• **WRITTEN TASK**:
State how many lines hold the word "label", with no other words.

• **RECORD LIST**:
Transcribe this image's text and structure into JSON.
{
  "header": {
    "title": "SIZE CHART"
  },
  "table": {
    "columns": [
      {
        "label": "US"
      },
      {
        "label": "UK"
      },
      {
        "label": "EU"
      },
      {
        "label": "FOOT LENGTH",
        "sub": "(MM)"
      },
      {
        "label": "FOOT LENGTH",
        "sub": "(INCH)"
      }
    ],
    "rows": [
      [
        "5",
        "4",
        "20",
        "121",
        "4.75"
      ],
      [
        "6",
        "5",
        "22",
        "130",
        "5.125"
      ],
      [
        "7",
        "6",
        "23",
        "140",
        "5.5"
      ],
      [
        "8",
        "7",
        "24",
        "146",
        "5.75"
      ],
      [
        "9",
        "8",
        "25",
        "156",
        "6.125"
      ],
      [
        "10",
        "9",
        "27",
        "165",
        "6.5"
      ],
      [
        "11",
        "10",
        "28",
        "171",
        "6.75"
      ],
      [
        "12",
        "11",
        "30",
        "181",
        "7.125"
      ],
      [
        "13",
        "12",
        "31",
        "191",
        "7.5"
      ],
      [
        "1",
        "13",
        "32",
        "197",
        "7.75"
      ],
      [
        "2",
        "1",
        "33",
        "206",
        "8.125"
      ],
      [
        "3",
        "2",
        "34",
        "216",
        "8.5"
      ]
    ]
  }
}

• **COMPLETE ANSWER**:
5